Part of a data file:
****************

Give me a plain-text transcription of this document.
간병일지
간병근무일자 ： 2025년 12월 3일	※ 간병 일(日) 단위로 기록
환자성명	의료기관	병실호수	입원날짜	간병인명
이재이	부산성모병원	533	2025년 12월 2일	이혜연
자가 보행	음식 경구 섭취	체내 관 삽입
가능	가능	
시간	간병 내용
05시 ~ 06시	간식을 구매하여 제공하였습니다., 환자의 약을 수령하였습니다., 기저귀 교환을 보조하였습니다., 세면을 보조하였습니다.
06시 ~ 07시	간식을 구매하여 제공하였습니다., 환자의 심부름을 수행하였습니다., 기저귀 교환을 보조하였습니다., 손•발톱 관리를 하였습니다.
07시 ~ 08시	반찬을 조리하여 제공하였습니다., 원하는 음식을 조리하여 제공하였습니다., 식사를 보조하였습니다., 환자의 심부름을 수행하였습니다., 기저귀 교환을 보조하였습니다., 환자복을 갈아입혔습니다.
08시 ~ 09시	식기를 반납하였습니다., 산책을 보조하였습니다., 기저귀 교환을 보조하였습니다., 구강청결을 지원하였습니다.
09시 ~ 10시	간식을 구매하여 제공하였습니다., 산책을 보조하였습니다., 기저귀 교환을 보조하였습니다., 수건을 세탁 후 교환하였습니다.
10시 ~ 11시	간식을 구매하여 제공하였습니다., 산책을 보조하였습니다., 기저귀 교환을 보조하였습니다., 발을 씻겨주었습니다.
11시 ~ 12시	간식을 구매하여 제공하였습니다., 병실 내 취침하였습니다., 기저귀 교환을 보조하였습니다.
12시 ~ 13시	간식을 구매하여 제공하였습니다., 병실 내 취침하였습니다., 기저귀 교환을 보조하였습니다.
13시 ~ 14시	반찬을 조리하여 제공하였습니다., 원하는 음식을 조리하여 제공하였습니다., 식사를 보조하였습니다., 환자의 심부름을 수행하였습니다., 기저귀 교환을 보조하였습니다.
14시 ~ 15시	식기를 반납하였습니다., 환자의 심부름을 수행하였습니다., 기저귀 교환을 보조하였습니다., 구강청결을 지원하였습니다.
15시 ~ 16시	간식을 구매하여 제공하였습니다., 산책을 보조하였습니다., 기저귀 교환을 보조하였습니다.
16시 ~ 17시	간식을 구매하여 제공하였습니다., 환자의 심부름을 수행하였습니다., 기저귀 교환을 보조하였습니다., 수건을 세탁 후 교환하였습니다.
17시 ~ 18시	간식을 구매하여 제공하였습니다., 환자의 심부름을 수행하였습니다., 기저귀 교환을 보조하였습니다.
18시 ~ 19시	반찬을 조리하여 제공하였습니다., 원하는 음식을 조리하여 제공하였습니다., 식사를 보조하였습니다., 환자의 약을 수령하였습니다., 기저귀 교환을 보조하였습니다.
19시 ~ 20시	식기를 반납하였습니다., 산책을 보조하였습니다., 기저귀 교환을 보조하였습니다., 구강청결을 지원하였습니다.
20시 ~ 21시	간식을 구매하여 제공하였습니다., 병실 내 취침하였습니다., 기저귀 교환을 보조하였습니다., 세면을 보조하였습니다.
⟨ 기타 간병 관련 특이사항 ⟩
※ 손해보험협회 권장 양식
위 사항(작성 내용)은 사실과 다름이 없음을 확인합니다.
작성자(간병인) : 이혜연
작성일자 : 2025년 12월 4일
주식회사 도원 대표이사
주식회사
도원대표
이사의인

****************

> **TASK STATEMENT**
Copy all the lines, exactly.

> **RESULT OF THIS TASK**
Give me a plain-text transcription of this document.
간병일지
간병근무일자 ： 2025년 12월 3일	※ 간병 일(日) 단위로 기록
환자성명	의료기관	병실호수	입원날짜	간병인명
이재이	부산성모병원	533	2025년 12월 2일	이혜연
자가 보행	음식 경구 섭취	체내 관 삽입
가능	가능	
시간	간병 내용
05시 ~ 06시	간식을 구매하여 제공하였습니다., 환자의 약을 수령하였습니다., 기저귀 교환을 보조하였습니다., 세면을 보조하였습니다.
06시 ~ 07시	간식을 구매하여 제공하였습니다., 환자의 심부름을 수행하였습니다., 기저귀 교환을 보조하였습니다., 손•발톱 관리를 하였습니다.
07시 ~ 08시	반찬을 조리하여 제공하였습니다., 원하는 음식을 조리하여 제공하였습니다., 식사를 보조하였습니다., 환자의 심부름을 수행하였습니다., 기저귀 교환을 보조하였습니다., 환자복을 갈아입혔습니다.
08시 ~ 09시	식기를 반납하였습니다., 산책을 보조하였습니다., 기저귀 교환을 보조하였습니다., 구강청결을 지원하였습니다.
09시 ~ 10시	간식을 구매하여 제공하였습니다., 산책을 보조하였습니다., 기저귀 교환을 보조하였습니다., 수건을 세탁 후 교환하였습니다.
10시 ~ 11시	간식을 구매하여 제공하였습니다., 산책을 보조하였습니다., 기저귀 교환을 보조하였습니다., 발을 씻겨주었습니다.
11시 ~ 12시	간식을 구매하여 제공하였습니다., 병실 내 취침하였습니다., 기저귀 교환을 보조하였습니다.
12시 ~ 13시	간식을 구매하여 제공하였습니다., 병실 내 취침하였습니다., 기저귀 교환을 보조하였습니다.
13시 ~ 14시	반찬을 조리하여 제공하였습니다., 원하는 음식을 조리하여 제공하였습니다., 식사를 보조하였습니다., 환자의 심부름을 수행하였습니다., 기저귀 교환을 보조하였습니다.
14시 ~ 15시	식기를 반납하였습니다., 환자의 심부름을 수행하였습니다., 기저귀 교환을 보조하였습니다., 구강청결을 지원하였습니다.
15시 ~ 16시	간식을 구매하여 제공하였습니다., 산책을 보조하였습니다., 기저귀 교환을 보조하였습니다.
16시 ~ 17시	간식을 구매하여 제공하였습니다., 환자의 심부름을 수행하였습니다., 기저귀 교환을 보조하였습니다., 수건을 세탁 후 교환하였습니다.
17시 ~ 18시	간식을 구매하여 제공하였습니다., 환자의 심부름을 수행하였습니다., 기저귀 교환을 보조하였습니다.
18시 ~ 19시	반찬을 조리하여 제공하였습니다., 원하는 음식을 조리하여 제공하였습니다., 식사를 보조하였습니다., 환자의 약을 수령하였습니다., 기저귀 교환을 보조하였습니다.
19시 ~ 20시	식기를 반납하였습니다., 산책을 보조하였습니다., 기저귀 교환을 보조하였습니다., 구강청결을 지원하였습니다.
20시 ~ 21시	간식을 구매하여 제공하였습니다., 병실 내 취침하였습니다., 기저귀 교환을 보조하였습니다., 세면을 보조하였습니다.
⟨ 기타 간병 관련 특이사항 ⟩
※ 손해보험협회 권장 양식
위 사항(작성 내용)은 사실과 다름이 없음을 확인합니다.
작성자(간병인) : 이혜연
작성일자 : 2025년 12월 4일
주식회사 도원 대표이사
주식회사
도원대표
이사의인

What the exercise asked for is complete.